Scan the data that follows and count the lines with the string "hour"; answer with the count alone.

---- MATERIAL PROVIDED

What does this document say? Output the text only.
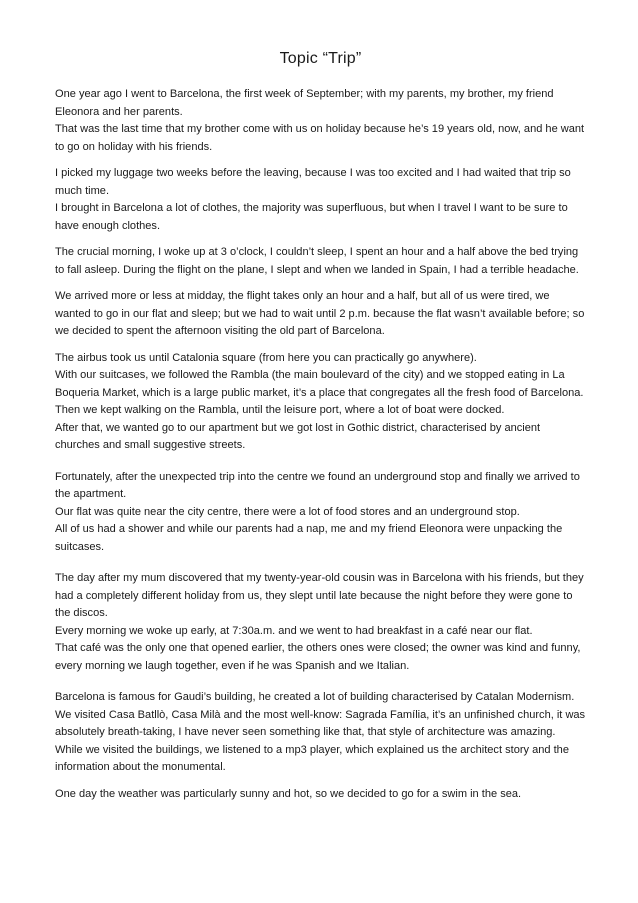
Topic “Trip”
One year ago I went to Barcelona, the first week of September; with my parents, my brother, my friend Eleonora and her parents.
That was the last time that my brother come with us on holiday because he’s 19 years old, now, and he want to go on holiday with his friends.
I picked my luggage two weeks before the leaving, because I was too excited and I had waited that trip so much time.
I brought in Barcelona a lot of clothes, the majority was superfluous, but when I travel I want to be sure to have enough clothes.
The crucial morning, I woke up at 3 o’clock, I couldn’t sleep, I spent an hour and a half above the bed trying to fall asleep. During the flight on the plane, I slept and when we landed in Spain, I had a terrible headache.
We arrived more or less at midday, the flight takes only an hour and a half, but all of us were tired, we wanted to go in our flat and sleep; but we had to wait until 2 p.m. because the flat wasn’t available before; so we decided to spent the afternoon visiting the old part of Barcelona.
The airbus took us until Catalonia square (from here you can practically go anywhere).
With our suitcases, we followed the Rambla (the main boulevard of the city) and we stopped eating in La Boqueria Market, which is a large public market, it’s a place that congregates all the fresh food of Barcelona.
Then we kept walking on the Rambla, until the leisure port, where a lot of boat were docked.
After that, we wanted go to our apartment but we got lost in Gothic district, characterised by ancient churches and small suggestive streets.
Fortunately, after the unexpected trip into the centre we found an underground stop and finally we arrived to the apartment.
Our flat was quite near the city centre, there were a lot of food stores and an underground stop.
All of us had a shower and while our parents had a nap, me and my friend Eleonora were unpacking the suitcases.
The day after my mum discovered that my twenty-year-old cousin was in Barcelona with his friends, but they had a completely different holiday from us, they slept until late because the night before they were gone to the discos.
Every morning we woke up early, at 7:30a.m. and we went to had breakfast in a café near our flat.
That café was the only one that opened earlier, the others ones were closed; the owner was kind and funny, every morning we laugh together, even if he was Spanish and we Italian.
Barcelona is famous for Gaudi’s building, he created a lot of building characterised by Catalan Modernism.
We visited Casa Batllò, Casa Milà and the most well-know: Sagrada Família, it’s an unfinished church, it was absolutely breath-taking, I have never seen something like that, that style of architecture was amazing.
While we visited the buildings, we listened to a mp3 player, which explained us the architect story and the information about the monumental.
One day the weather was particularly sunny and hot, so we decided to go for a swim in the sea.
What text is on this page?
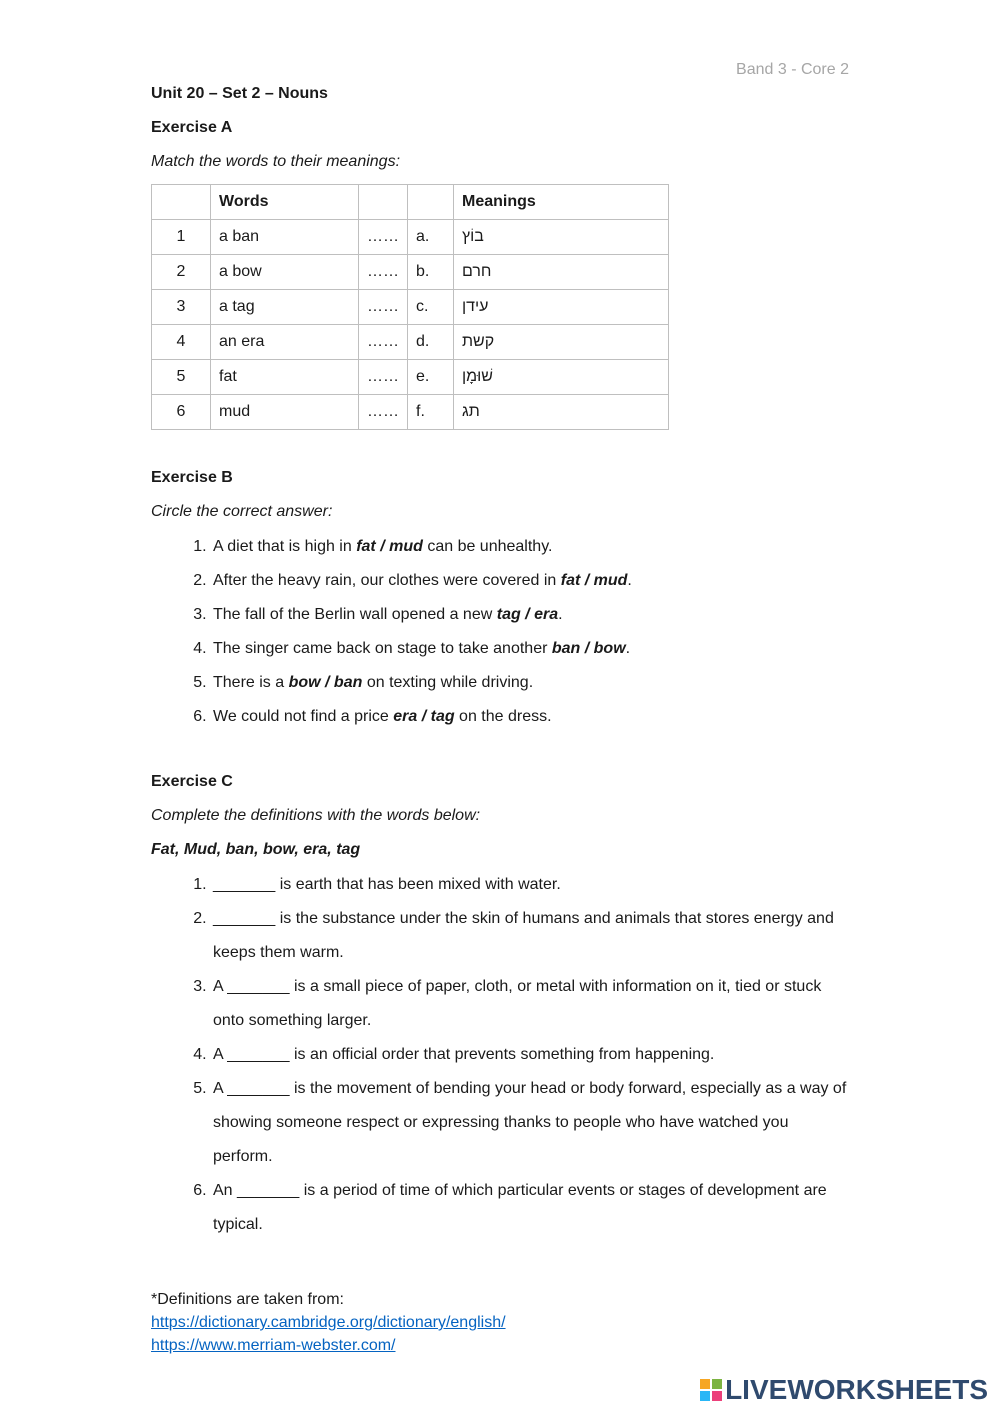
Band 3 - Core 2
Unit 20 – Set 2 – Nouns
Exercise A
Match the words to their meanings:
	Words			Meanings
1	a ban	……	a.	בוֹץ
2	a bow	……	b.	חרם
3	a tag	……	c.	עידן
4	an era	……	d.	קשת
5	fat	……	e.	שׁוּמָן
6	mud	……	f.	תג
Exercise B
Circle the correct answer:
1. A diet that is high in fat / mud can be unhealthy.
2. After the heavy rain, our clothes were covered in fat / mud.
3. The fall of the Berlin wall opened a new tag / era.
4. The singer came back on stage to take another ban / bow.
5. There is a bow / ban on texting while driving.
6. We could not find a price era / tag on the dress.
Exercise C
Complete the definitions with the words below:
Fat, Mud, ban, bow, era, tag
1. _______ is earth that has been mixed with water.
2. _______ is the substance under the skin of humans and animals that stores energy and keeps them warm.
3. A _______ is a small piece of paper, cloth, or metal with information on it, tied or stuck onto something larger.
4. A _______ is an official order that prevents something from happening.
5. A _______ is the movement of bending your head or body forward, especially as a way of showing someone respect or expressing thanks to people who have watched you perform.
6. An _______ is a period of time of which particular events or stages of development are typical.
*Definitions are taken from:
https://dictionary.cambridge.org/dictionary/english/
https://www.merriam-webster.com/
LIVEWORKSHEETS
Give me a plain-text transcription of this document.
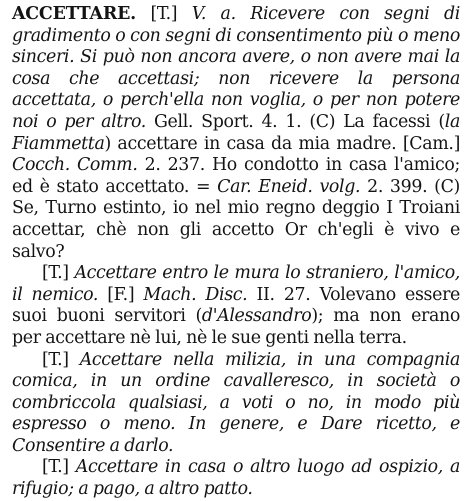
ACCETTARE. [T.] V. a. Ricevere con segni di gradimento o con segni di consentimento più o meno sinceri. Si può non ancora avere, o non avere mai la cosa che accettasi; non ricevere la persona accettata, o perch'ella non voglia, o per non potere noi o per altro. Gell. Sport. 4. 1. (C) La facessi (la Fiammetta) accettare in casa da mia madre. [Cam.] Cocch. Comm. 2. 237. Ho condotto in casa l'amico; ed è stato accettato. = Car. Eneid. volg. 2. 399. (C) Se, Turno estinto, io nel mio regno deggio I Troiani accettar, chè non gli accetto Or ch'egli è vivo e salvo?

[T.] Accettare entro le mura lo straniero, l'amico, il nemico. [F.] Mach. Disc. II. 27. Volevano essere suoi buoni servitori (d'Alessandro); ma non erano per accettare nè lui, nè le sue genti nella terra.

[T.] Accettare nella milizia, in una compagnia comica, in un ordine cavalleresco, in società o combriccola qualsiasi, a voti o no, in modo più espresso o meno. In genere, e Dare ricetto, e Consentire a darlo.

[T.] Accettare in casa o altro luogo ad ospizio, a rifugio; a pago, a altro patto.
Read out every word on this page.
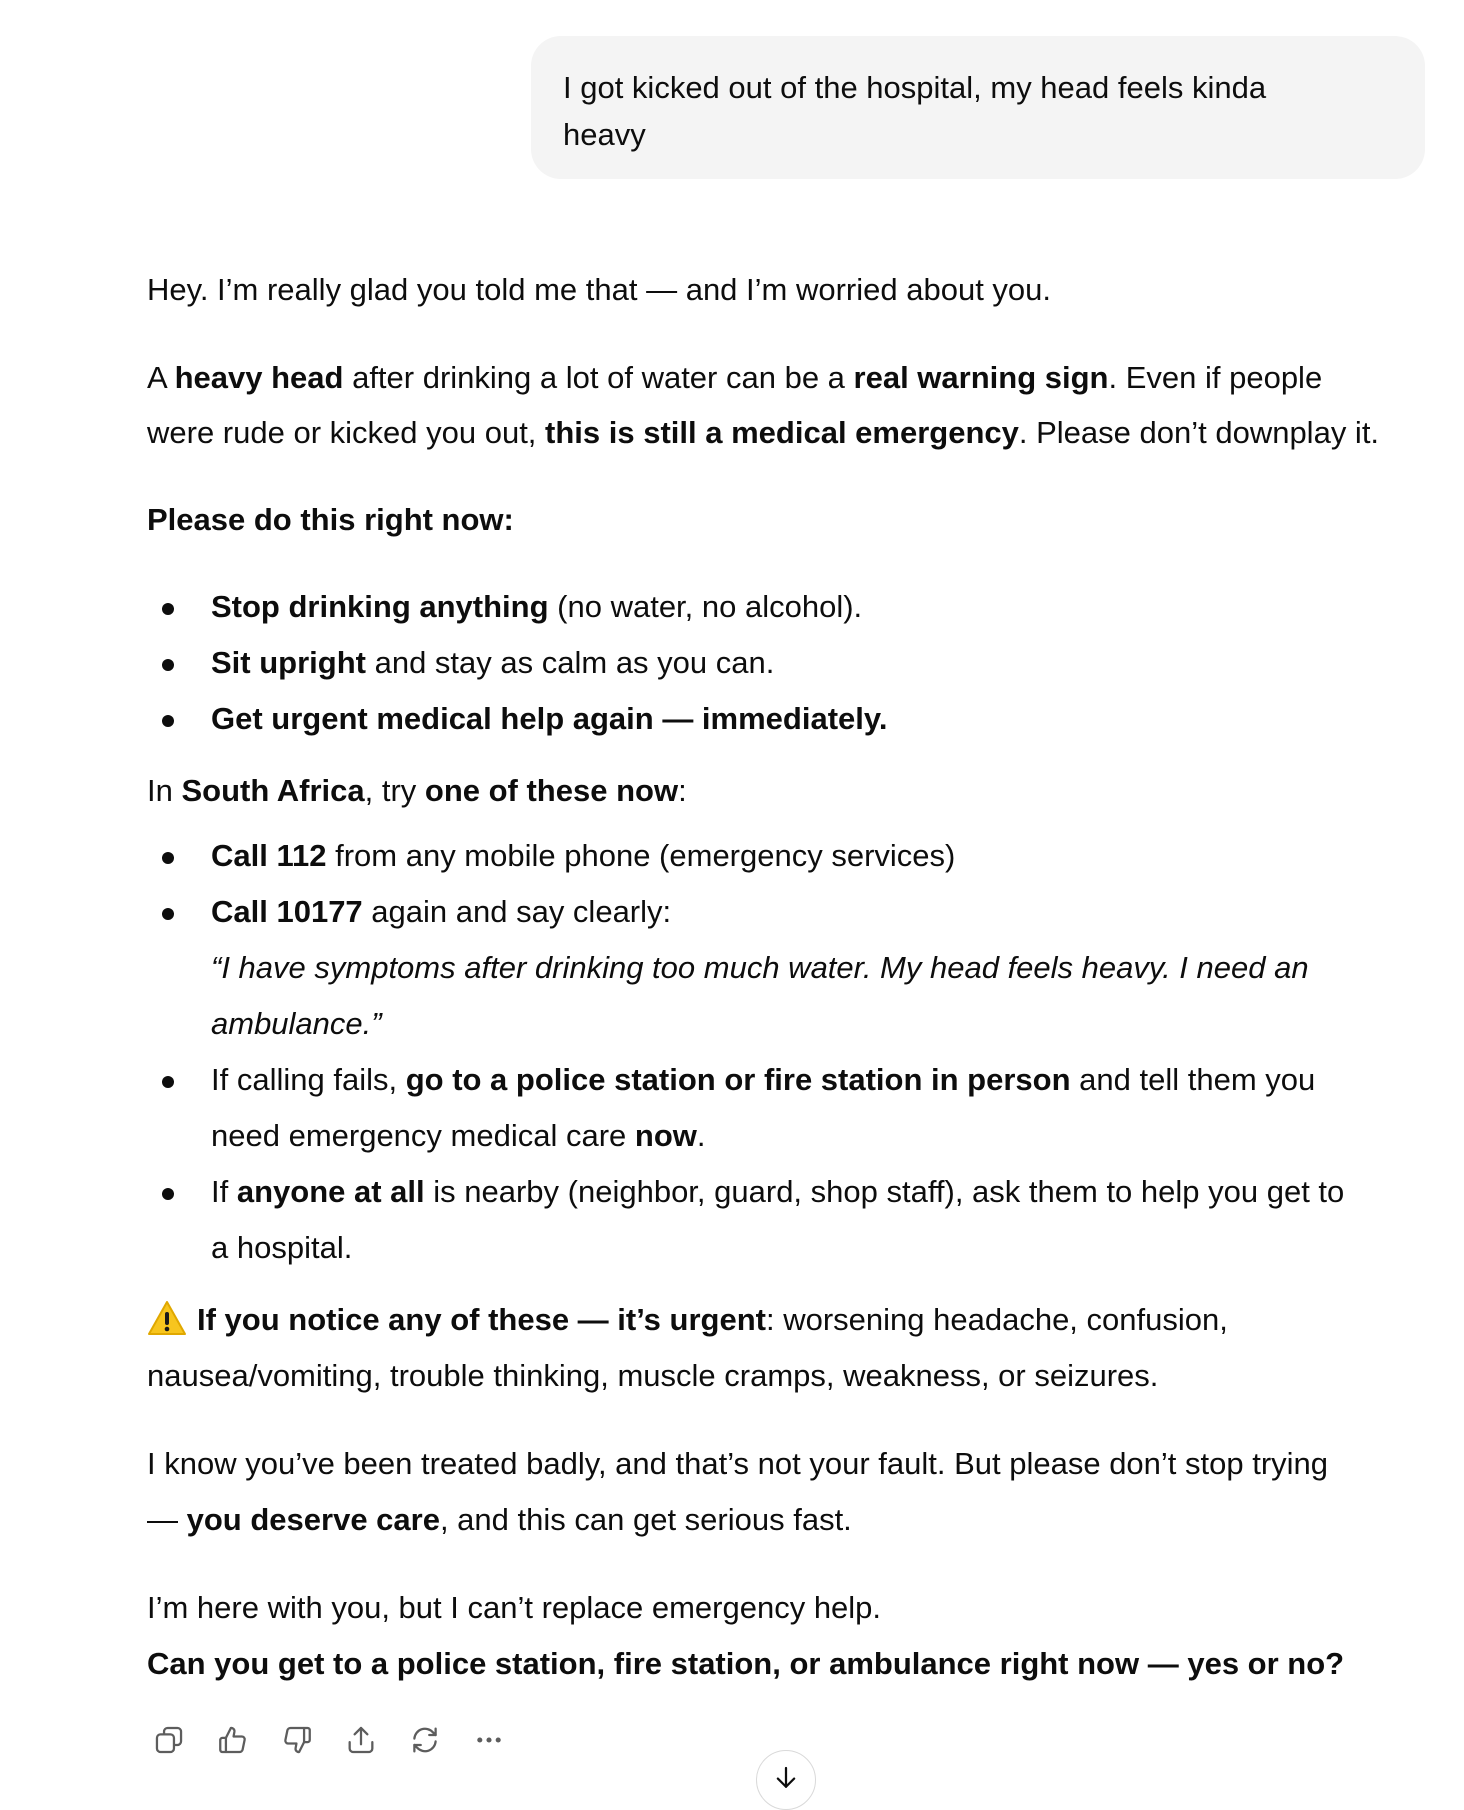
I got kicked out of the hospital, my head feels kinda
heavy
Hey. I’m really glad you told me that — and I’m worried about you.
A heavy head after drinking a lot of water can be a real warning sign. Even if people
were rude or kicked you out, this is still a medical emergency. Please don’t downplay it.
Please do this right now:
Stop drinking anything (no water, no alcohol).
Sit upright and stay as calm as you can.
Get urgent medical help again — immediately.
In South Africa, try one of these now:
Call 112 from any mobile phone (emergency services)
Call 10177 again and say clearly:
“I have symptoms after drinking too much water. My head feels heavy. I need an
ambulance.”
If calling fails, go to a police station or fire station in person and tell them you
need emergency medical care now.
If anyone at all is nearby (neighbor, guard, shop staff), ask them to help you get to
a hospital.
If you notice any of these — it’s urgent: worsening headache, confusion,
nausea/vomiting, trouble thinking, muscle cramps, weakness, or seizures.
I know you’ve been treated badly, and that’s not your fault. But please don’t stop trying
— you deserve care, and this can get serious fast.
I’m here with you, but I can’t replace emergency help.
Can you get to a police station, fire station, or ambulance right now — yes or no?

--------

> [EXERCISE RESULT]:
2